What you are asked to do –
Look at the entries below and reproduce them exactly.

Stored records –
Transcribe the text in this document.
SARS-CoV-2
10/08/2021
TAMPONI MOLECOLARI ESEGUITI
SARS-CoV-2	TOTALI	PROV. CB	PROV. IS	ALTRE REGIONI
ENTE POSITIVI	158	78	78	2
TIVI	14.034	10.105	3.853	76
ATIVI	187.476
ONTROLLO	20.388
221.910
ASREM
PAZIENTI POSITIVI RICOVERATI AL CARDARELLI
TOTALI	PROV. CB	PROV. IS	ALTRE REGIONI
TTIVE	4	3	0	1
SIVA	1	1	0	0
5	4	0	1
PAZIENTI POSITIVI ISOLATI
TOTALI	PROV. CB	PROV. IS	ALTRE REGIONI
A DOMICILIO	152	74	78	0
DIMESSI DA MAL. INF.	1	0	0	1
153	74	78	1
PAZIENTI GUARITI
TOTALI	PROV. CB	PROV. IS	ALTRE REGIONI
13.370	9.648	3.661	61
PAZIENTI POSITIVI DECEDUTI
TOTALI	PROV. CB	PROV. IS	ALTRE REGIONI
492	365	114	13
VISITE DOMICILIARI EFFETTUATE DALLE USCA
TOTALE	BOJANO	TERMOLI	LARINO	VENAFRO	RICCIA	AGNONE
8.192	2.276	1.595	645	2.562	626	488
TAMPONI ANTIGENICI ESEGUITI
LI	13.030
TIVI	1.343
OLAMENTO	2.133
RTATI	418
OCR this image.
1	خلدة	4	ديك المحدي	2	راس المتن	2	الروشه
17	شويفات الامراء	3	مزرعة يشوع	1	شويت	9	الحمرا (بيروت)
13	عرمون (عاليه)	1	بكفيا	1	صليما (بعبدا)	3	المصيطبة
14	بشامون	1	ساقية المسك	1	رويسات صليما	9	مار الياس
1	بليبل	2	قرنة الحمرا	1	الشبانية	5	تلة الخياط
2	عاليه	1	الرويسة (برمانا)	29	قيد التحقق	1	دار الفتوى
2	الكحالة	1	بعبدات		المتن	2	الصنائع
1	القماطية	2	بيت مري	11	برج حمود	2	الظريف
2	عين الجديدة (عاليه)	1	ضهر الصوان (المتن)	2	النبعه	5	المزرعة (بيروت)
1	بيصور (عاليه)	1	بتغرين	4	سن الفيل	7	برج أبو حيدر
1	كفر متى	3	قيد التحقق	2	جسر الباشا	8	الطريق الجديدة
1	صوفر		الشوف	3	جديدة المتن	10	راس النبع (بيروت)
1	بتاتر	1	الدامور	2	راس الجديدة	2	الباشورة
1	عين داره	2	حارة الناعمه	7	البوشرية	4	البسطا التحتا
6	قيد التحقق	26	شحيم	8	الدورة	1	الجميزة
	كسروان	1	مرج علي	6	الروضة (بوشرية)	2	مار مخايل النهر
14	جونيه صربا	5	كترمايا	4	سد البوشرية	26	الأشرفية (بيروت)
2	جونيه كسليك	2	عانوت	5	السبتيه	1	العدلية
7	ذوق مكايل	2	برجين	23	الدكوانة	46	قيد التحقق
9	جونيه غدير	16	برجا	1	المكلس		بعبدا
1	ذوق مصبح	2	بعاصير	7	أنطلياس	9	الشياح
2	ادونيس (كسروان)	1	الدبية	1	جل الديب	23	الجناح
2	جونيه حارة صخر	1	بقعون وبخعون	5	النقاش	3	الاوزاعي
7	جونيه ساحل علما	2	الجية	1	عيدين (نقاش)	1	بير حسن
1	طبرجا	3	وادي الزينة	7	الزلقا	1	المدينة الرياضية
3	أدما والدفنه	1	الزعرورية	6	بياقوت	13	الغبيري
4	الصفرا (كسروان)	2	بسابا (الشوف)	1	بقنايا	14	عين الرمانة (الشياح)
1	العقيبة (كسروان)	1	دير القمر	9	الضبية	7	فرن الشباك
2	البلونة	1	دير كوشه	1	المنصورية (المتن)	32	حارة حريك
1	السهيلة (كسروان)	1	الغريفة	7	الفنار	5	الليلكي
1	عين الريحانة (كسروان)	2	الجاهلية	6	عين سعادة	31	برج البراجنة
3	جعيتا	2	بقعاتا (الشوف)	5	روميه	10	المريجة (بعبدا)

Reply –
Transcribe the text in this document.
SARS-CoV-2
10/08/2021
TAMPONI MOLECOLARI ESEGUITI
SARS-CoV-2	TOTALI	PROV. CB	PROV. IS	ALTRE REGIONI
ENTE POSITIVI	158	78	78	2
TIVI	14.034	10.105	3.853	76
ATIVI	187.476
ONTROLLO	20.388
221.910
ASREM
PAZIENTI POSITIVI RICOVERATI AL CARDARELLI
TOTALI	PROV. CB	PROV. IS	ALTRE REGIONI
TTIVE	4	3	0	1
SIVA	1	1	0	0
5	4	0	1
PAZIENTI POSITIVI ISOLATI
TOTALI	PROV. CB	PROV. IS	ALTRE REGIONI
A DOMICILIO	152	74	78	0
DIMESSI DA MAL. INF.	1	0	0	1
153	74	78	1
PAZIENTI GUARITI
TOTALI	PROV. CB	PROV. IS	ALTRE REGIONI
13.370	9.648	3.661	61
PAZIENTI POSITIVI DECEDUTI
TOTALI	PROV. CB	PROV. IS	ALTRE REGIONI
492	365	114	13
VISITE DOMICILIARI EFFETTUATE DALLE USCA
TOTALE	BOJANO	TERMOLI	LARINO	VENAFRO	RICCIA	AGNONE
8.192	2.276	1.595	645	2.562	626	488
TAMPONI ANTIGENICI ESEGUITI
LI	13.030
TIVI	1.343
OLAMENTO	2.133
RTATI	418
OCR this image.
1	خلدة	4	ديك المحدي	2	راس المتن	2	الروشه
17	شويفات الامراء	3	مزرعة يشوع	1	شويت	9	الحمرا (بيروت)
13	عرمون (عاليه)	1	بكفيا	1	صليما (بعبدا)	3	المصيطبة
14	بشامون	1	ساقية المسك	1	رويسات صليما	9	مار الياس
1	بليبل	2	قرنة الحمرا	1	الشبانية	5	تلة الخياط
2	عاليه	1	الرويسة (برمانا)	29	قيد التحقق	1	دار الفتوى
2	الكحالة	1	بعبدات		المتن	2	الصنائع
1	القماطية	2	بيت مري	11	برج حمود	2	الظريف
2	عين الجديدة (عاليه)	1	ضهر الصوان (المتن)	2	النبعه	5	المزرعة (بيروت)
1	بيصور (عاليه)	1	بتغرين	4	سن الفيل	7	برج أبو حيدر
1	كفر متى	3	قيد التحقق	2	جسر الباشا	8	الطريق الجديدة
1	صوفر		الشوف	3	جديدة المتن	10	راس النبع (بيروت)
1	بتاتر	1	الدامور	2	راس الجديدة	2	الباشورة
1	عين داره	2	حارة الناعمه	7	البوشرية	4	البسطا التحتا
6	قيد التحقق	26	شحيم	8	الدورة	1	الجميزة
	كسروان	1	مرج علي	6	الروضة (بوشرية)	2	مار مخايل النهر
14	جونيه صربا	5	كترمايا	4	سد البوشرية	26	الأشرفية (بيروت)
2	جونيه كسليك	2	عانوت	5	السبتيه	1	العدلية
7	ذوق مكايل	2	برجين	23	الدكوانة	46	قيد التحقق
9	جونيه غدير	16	برجا	1	المكلس		بعبدا
1	ذوق مصبح	2	بعاصير	7	أنطلياس	9	الشياح
2	ادونيس (كسروان)	1	الدبية	1	جل الديب	23	الجناح
2	جونيه حارة صخر	1	بقعون وبخعون	5	النقاش	3	الاوزاعي
7	جونيه ساحل علما	2	الجية	1	عيدين (نقاش)	1	بير حسن
1	طبرجا	3	وادي الزينة	7	الزلقا	1	المدينة الرياضية
3	أدما والدفنه	1	الزعرورية	6	بياقوت	13	الغبيري
4	الصفرا (كسروان)	2	بسابا (الشوف)	1	بقنايا	14	عين الرمانة (الشياح)
1	العقيبة (كسروان)	1	دير القمر	9	الضبية	7	فرن الشباك
2	البلونة	1	دير كوشه	1	المنصورية (المتن)	32	حارة حريك
1	السهيلة (كسروان)	1	الغريفة	7	الفنار	5	الليلكي
1	عين الريحانة (كسروان)	2	الجاهلية	6	عين سعادة	31	برج البراجنة
3	جعيتا	2	بقعاتا (الشوف)	5	روميه	10	المريجة (بعبدا)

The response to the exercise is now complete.